— begin —

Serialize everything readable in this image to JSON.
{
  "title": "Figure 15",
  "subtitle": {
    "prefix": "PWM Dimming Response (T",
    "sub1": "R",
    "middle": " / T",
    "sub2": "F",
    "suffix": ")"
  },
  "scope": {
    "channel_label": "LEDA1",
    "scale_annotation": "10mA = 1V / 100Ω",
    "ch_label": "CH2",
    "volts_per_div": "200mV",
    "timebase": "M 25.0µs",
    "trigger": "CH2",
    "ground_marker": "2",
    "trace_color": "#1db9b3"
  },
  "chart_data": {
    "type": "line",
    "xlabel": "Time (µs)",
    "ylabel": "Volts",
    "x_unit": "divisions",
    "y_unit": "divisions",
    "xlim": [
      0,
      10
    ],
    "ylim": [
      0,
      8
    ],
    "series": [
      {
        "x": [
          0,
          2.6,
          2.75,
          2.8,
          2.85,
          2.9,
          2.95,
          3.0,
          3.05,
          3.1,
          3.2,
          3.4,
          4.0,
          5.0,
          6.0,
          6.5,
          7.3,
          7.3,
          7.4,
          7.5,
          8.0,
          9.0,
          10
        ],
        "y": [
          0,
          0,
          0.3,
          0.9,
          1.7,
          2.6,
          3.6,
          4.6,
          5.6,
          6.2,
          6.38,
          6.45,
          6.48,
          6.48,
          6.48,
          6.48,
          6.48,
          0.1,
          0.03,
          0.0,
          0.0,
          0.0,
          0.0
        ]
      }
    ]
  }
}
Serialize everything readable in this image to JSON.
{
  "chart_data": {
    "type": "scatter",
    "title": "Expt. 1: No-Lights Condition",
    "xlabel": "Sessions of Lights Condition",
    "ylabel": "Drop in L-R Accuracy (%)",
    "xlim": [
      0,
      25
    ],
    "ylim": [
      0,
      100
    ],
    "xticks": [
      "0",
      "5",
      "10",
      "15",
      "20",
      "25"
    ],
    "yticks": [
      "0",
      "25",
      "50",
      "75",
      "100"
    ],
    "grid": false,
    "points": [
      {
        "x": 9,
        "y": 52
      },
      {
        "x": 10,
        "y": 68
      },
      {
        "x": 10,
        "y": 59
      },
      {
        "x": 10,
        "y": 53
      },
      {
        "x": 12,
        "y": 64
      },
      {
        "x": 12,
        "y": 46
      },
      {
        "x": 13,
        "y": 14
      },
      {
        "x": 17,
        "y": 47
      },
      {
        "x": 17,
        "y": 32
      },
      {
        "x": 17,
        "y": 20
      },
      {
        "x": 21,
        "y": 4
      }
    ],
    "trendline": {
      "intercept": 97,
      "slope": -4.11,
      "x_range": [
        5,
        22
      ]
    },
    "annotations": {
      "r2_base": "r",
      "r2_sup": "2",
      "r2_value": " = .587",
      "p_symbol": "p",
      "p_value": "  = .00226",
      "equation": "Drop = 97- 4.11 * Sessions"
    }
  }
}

— end —

Your goal
Show every line from the entries above in which "Drop" appears.

Answer to this problem
    "ylabel": "Drop in L-R Accuracy (%)",
      "equation": "Drop = 97- 4.11 * Sessions"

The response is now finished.